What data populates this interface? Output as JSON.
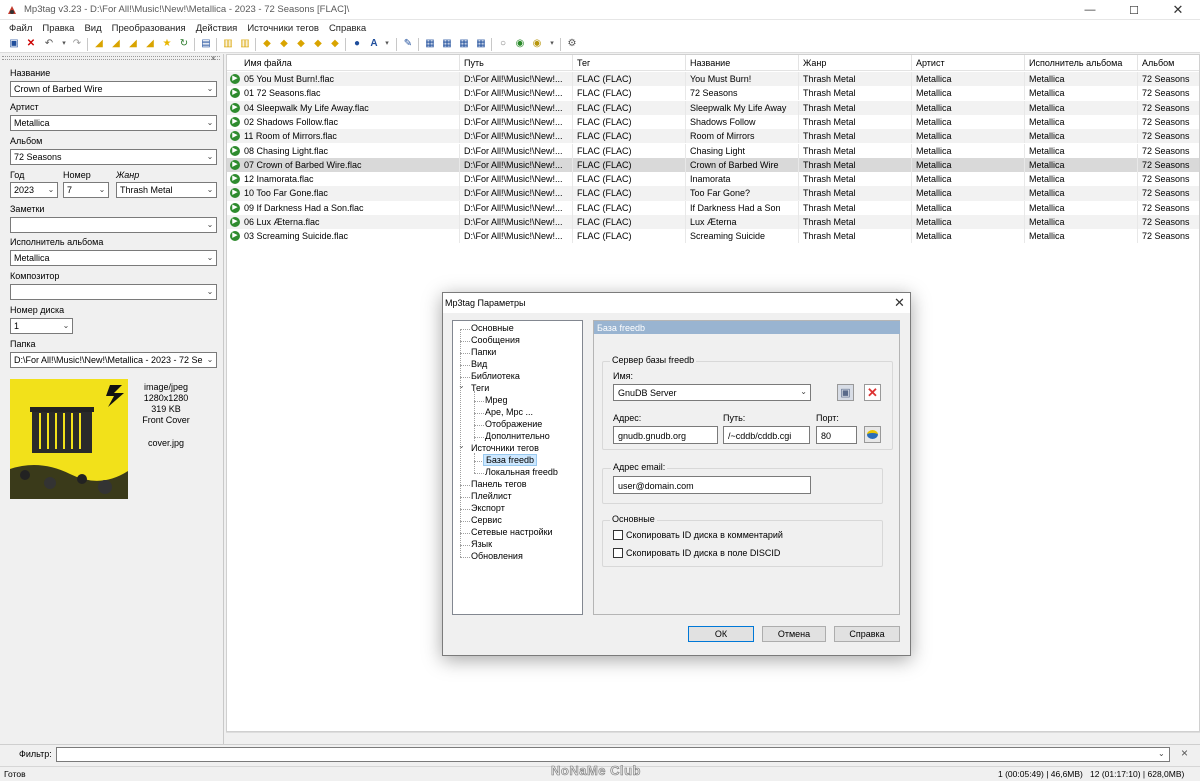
{
  "window": {
    "title": "Mp3tag v3.23  -  D:\\For All!\\Music!\\New!\\Metallica - 2023 - 72 Seasons [FLAC]\\"
  },
  "menu": [
    "Файл",
    "Правка",
    "Вид",
    "Преобразования",
    "Действия",
    "Источники тегов",
    "Справка"
  ],
  "left": {
    "title_label": "Название",
    "title_value": "Crown of Barbed Wire",
    "artist_label": "Артист",
    "artist_value": "Metallica",
    "album_label": "Альбом",
    "album_value": "72 Seasons",
    "year_label": "Год",
    "year_value": "2023",
    "track_label": "Номер",
    "track_value": "7",
    "genre_label": "Жанр",
    "genre_value": "Thrash Metal",
    "comment_label": "Заметки",
    "comment_value": "",
    "albumartist_label": "Исполнитель альбома",
    "albumartist_value": "Metallica",
    "composer_label": "Композитор",
    "composer_value": "",
    "disc_label": "Номер диска",
    "disc_value": "1",
    "folder_label": "Папка",
    "folder_value": "D:\\For All!\\Music!\\New!\\Metallica - 2023 - 72 Se",
    "cover": {
      "mime": "image/jpeg",
      "dims": "1280x1280",
      "size": "319 KB",
      "type": "Front Cover",
      "file": "cover.jpg"
    }
  },
  "columns": [
    "Имя файла",
    "Путь",
    "Тег",
    "Название",
    "Жанр",
    "Артист",
    "Исполнитель альбома",
    "Альбом"
  ],
  "rows": [
    [
      "05 You Must Burn!.flac",
      "D:\\For All!\\Music!\\New!...",
      "FLAC (FLAC)",
      "You Must Burn!",
      "Thrash Metal",
      "Metallica",
      "Metallica",
      "72 Seasons"
    ],
    [
      "01 72 Seasons.flac",
      "D:\\For All!\\Music!\\New!...",
      "FLAC (FLAC)",
      "72 Seasons",
      "Thrash Metal",
      "Metallica",
      "Metallica",
      "72 Seasons"
    ],
    [
      "04 Sleepwalk My Life Away.flac",
      "D:\\For All!\\Music!\\New!...",
      "FLAC (FLAC)",
      "Sleepwalk My Life Away",
      "Thrash Metal",
      "Metallica",
      "Metallica",
      "72 Seasons"
    ],
    [
      "02 Shadows Follow.flac",
      "D:\\For All!\\Music!\\New!...",
      "FLAC (FLAC)",
      "Shadows Follow",
      "Thrash Metal",
      "Metallica",
      "Metallica",
      "72 Seasons"
    ],
    [
      "11 Room of Mirrors.flac",
      "D:\\For All!\\Music!\\New!...",
      "FLAC (FLAC)",
      "Room of Mirrors",
      "Thrash Metal",
      "Metallica",
      "Metallica",
      "72 Seasons"
    ],
    [
      "08 Chasing Light.flac",
      "D:\\For All!\\Music!\\New!...",
      "FLAC (FLAC)",
      "Chasing Light",
      "Thrash Metal",
      "Metallica",
      "Metallica",
      "72 Seasons"
    ],
    [
      "07 Crown of Barbed Wire.flac",
      "D:\\For All!\\Music!\\New!...",
      "FLAC (FLAC)",
      "Crown of Barbed Wire",
      "Thrash Metal",
      "Metallica",
      "Metallica",
      "72 Seasons"
    ],
    [
      "12 Inamorata.flac",
      "D:\\For All!\\Music!\\New!...",
      "FLAC (FLAC)",
      "Inamorata",
      "Thrash Metal",
      "Metallica",
      "Metallica",
      "72 Seasons"
    ],
    [
      "10 Too Far Gone.flac",
      "D:\\For All!\\Music!\\New!...",
      "FLAC (FLAC)",
      "Too Far Gone?",
      "Thrash Metal",
      "Metallica",
      "Metallica",
      "72 Seasons"
    ],
    [
      "09 If Darkness Had a Son.flac",
      "D:\\For All!\\Music!\\New!...",
      "FLAC (FLAC)",
      "If Darkness Had a Son",
      "Thrash Metal",
      "Metallica",
      "Metallica",
      "72 Seasons"
    ],
    [
      "06 Lux Æterna.flac",
      "D:\\For All!\\Music!\\New!...",
      "FLAC (FLAC)",
      "Lux Æterna",
      "Thrash Metal",
      "Metallica",
      "Metallica",
      "72 Seasons"
    ],
    [
      "03 Screaming Suicide.flac",
      "D:\\For All!\\Music!\\New!...",
      "FLAC (FLAC)",
      "Screaming Suicide",
      "Thrash Metal",
      "Metallica",
      "Metallica",
      "72 Seasons"
    ]
  ],
  "selected_row": 6,
  "filter": {
    "label": "Фильтр:",
    "value": ""
  },
  "status": {
    "left": "Готов",
    "sel": "1 (00:05:49) | 46,6MB)",
    "total": "12 (01:17:10) | 628,0MB)"
  },
  "watermark": "NoNaMe Club",
  "dialog": {
    "title": "Mp3tag Параметры",
    "tree": [
      "Основные",
      "Сообщения",
      "Папки",
      "Вид",
      "Библиотека",
      "Теги",
      "Mpeg",
      "Ape, Mpc ...",
      "Отображение",
      "Дополнительно",
      "Источники тегов",
      "База freedb",
      "Локальная freedb",
      "Панель тегов",
      "Плейлист",
      "Экспорт",
      "Сервис",
      "Сетевые настройки",
      "Язык",
      "Обновления"
    ],
    "selected": "База freedb",
    "pane_title": "База freedb",
    "server_group": "Сервер базы freedb",
    "name_label": "Имя:",
    "name_value": "GnuDB Server",
    "addr_label": "Адрес:",
    "addr_value": "gnudb.gnudb.org",
    "path_label": "Путь:",
    "path_value": "/~cddb/cddb.cgi",
    "port_label": "Порт:",
    "port_value": "80",
    "email_label": "Адрес email:",
    "email_value": "user@domain.com",
    "main_group": "Основные",
    "chk1": "Скопировать ID диска в комментарий",
    "chk2": "Скопировать ID диска в поле DISCID",
    "ok": "ОК",
    "cancel": "Отмена",
    "help": "Справка"
  },
  "colors": {
    "selected_row": "#d9d9d9",
    "alt_row": "#f2f2f2",
    "pane_header": "#99b4d1",
    "cover_bg": "#f2e11a"
  }
}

DIRECTIONS. Print every record above exactly as written, leaving out the pictures.

RESPONSE TO THIS TASK.
What data populates this interface? Output as JSON.
{
  "window": {
    "title": "Mp3tag v3.23  -  D:\\For All!\\Music!\\New!\\Metallica - 2023 - 72 Seasons [FLAC]\\"
  },
  "menu": [
    "Файл",
    "Правка",
    "Вид",
    "Преобразования",
    "Действия",
    "Источники тегов",
    "Справка"
  ],
  "left": {
    "title_label": "Название",
    "title_value": "Crown of Barbed Wire",
    "artist_label": "Артист",
    "artist_value": "Metallica",
    "album_label": "Альбом",
    "album_value": "72 Seasons",
    "year_label": "Год",
    "year_value": "2023",
    "track_label": "Номер",
    "track_value": "7",
    "genre_label": "Жанр",
    "genre_value": "Thrash Metal",
    "comment_label": "Заметки",
    "comment_value": "",
    "albumartist_label": "Исполнитель альбома",
    "albumartist_value": "Metallica",
    "composer_label": "Композитор",
    "composer_value": "",
    "disc_label": "Номер диска",
    "disc_value": "1",
    "folder_label": "Папка",
    "folder_value": "D:\\For All!\\Music!\\New!\\Metallica - 2023 - 72 Se",
    "cover": {
      "mime": "image/jpeg",
      "dims": "1280x1280",
      "size": "319 KB",
      "type": "Front Cover",
      "file": "cover.jpg"
    }
  },
  "columns": [
    "Имя файла",
    "Путь",
    "Тег",
    "Название",
    "Жанр",
    "Артист",
    "Исполнитель альбома",
    "Альбом"
  ],
  "rows": [
    [
      "05 You Must Burn!.flac",
      "D:\\For All!\\Music!\\New!...",
      "FLAC (FLAC)",
      "You Must Burn!",
      "Thrash Metal",
      "Metallica",
      "Metallica",
      "72 Seasons"
    ],
    [
      "01 72 Seasons.flac",
      "D:\\For All!\\Music!\\New!...",
      "FLAC (FLAC)",
      "72 Seasons",
      "Thrash Metal",
      "Metallica",
      "Metallica",
      "72 Seasons"
    ],
    [
      "04 Sleepwalk My Life Away.flac",
      "D:\\For All!\\Music!\\New!...",
      "FLAC (FLAC)",
      "Sleepwalk My Life Away",
      "Thrash Metal",
      "Metallica",
      "Metallica",
      "72 Seasons"
    ],
    [
      "02 Shadows Follow.flac",
      "D:\\For All!\\Music!\\New!...",
      "FLAC (FLAC)",
      "Shadows Follow",
      "Thrash Metal",
      "Metallica",
      "Metallica",
      "72 Seasons"
    ],
    [
      "11 Room of Mirrors.flac",
      "D:\\For All!\\Music!\\New!...",
      "FLAC (FLAC)",
      "Room of Mirrors",
      "Thrash Metal",
      "Metallica",
      "Metallica",
      "72 Seasons"
    ],
    [
      "08 Chasing Light.flac",
      "D:\\For All!\\Music!\\New!...",
      "FLAC (FLAC)",
      "Chasing Light",
      "Thrash Metal",
      "Metallica",
      "Metallica",
      "72 Seasons"
    ],
    [
      "07 Crown of Barbed Wire.flac",
      "D:\\For All!\\Music!\\New!...",
      "FLAC (FLAC)",
      "Crown of Barbed Wire",
      "Thrash Metal",
      "Metallica",
      "Metallica",
      "72 Seasons"
    ],
    [
      "12 Inamorata.flac",
      "D:\\For All!\\Music!\\New!...",
      "FLAC (FLAC)",
      "Inamorata",
      "Thrash Metal",
      "Metallica",
      "Metallica",
      "72 Seasons"
    ],
    [
      "10 Too Far Gone.flac",
      "D:\\For All!\\Music!\\New!...",
      "FLAC (FLAC)",
      "Too Far Gone?",
      "Thrash Metal",
      "Metallica",
      "Metallica",
      "72 Seasons"
    ],
    [
      "09 If Darkness Had a Son.flac",
      "D:\\For All!\\Music!\\New!...",
      "FLAC (FLAC)",
      "If Darkness Had a Son",
      "Thrash Metal",
      "Metallica",
      "Metallica",
      "72 Seasons"
    ],
    [
      "06 Lux Æterna.flac",
      "D:\\For All!\\Music!\\New!...",
      "FLAC (FLAC)",
      "Lux Æterna",
      "Thrash Metal",
      "Metallica",
      "Metallica",
      "72 Seasons"
    ],
    [
      "03 Screaming Suicide.flac",
      "D:\\For All!\\Music!\\New!...",
      "FLAC (FLAC)",
      "Screaming Suicide",
      "Thrash Metal",
      "Metallica",
      "Metallica",
      "72 Seasons"
    ]
  ],
  "selected_row": 6,
  "filter": {
    "label": "Фильтр:",
    "value": ""
  },
  "status": {
    "left": "Готов",
    "sel": "1 (00:05:49) | 46,6MB)",
    "total": "12 (01:17:10) | 628,0MB)"
  },
  "watermark": "NoNaMe Club",
  "dialog": {
    "title": "Mp3tag Параметры",
    "tree": [
      "Основные",
      "Сообщения",
      "Папки",
      "Вид",
      "Библиотека",
      "Теги",
      "Mpeg",
      "Ape, Mpc ...",
      "Отображение",
      "Дополнительно",
      "Источники тегов",
      "База freedb",
      "Локальная freedb",
      "Панель тегов",
      "Плейлист",
      "Экспорт",
      "Сервис",
      "Сетевые настройки",
      "Язык",
      "Обновления"
    ],
    "selected": "База freedb",
    "pane_title": "База freedb",
    "server_group": "Сервер базы freedb",
    "name_label": "Имя:",
    "name_value": "GnuDB Server",
    "addr_label": "Адрес:",
    "addr_value": "gnudb.gnudb.org",
    "path_label": "Путь:",
    "path_value": "/~cddb/cddb.cgi",
    "port_label": "Порт:",
    "port_value": "80",
    "email_label": "Адрес email:",
    "email_value": "user@domain.com",
    "main_group": "Основные",
    "chk1": "Скопировать ID диска в комментарий",
    "chk2": "Скопировать ID диска в поле DISCID",
    "ok": "ОК",
    "cancel": "Отмена",
    "help": "Справка"
  },
  "colors": {
    "selected_row": "#d9d9d9",
    "alt_row": "#f2f2f2",
    "pane_header": "#99b4d1",
    "cover_bg": "#f2e11a"
  }
}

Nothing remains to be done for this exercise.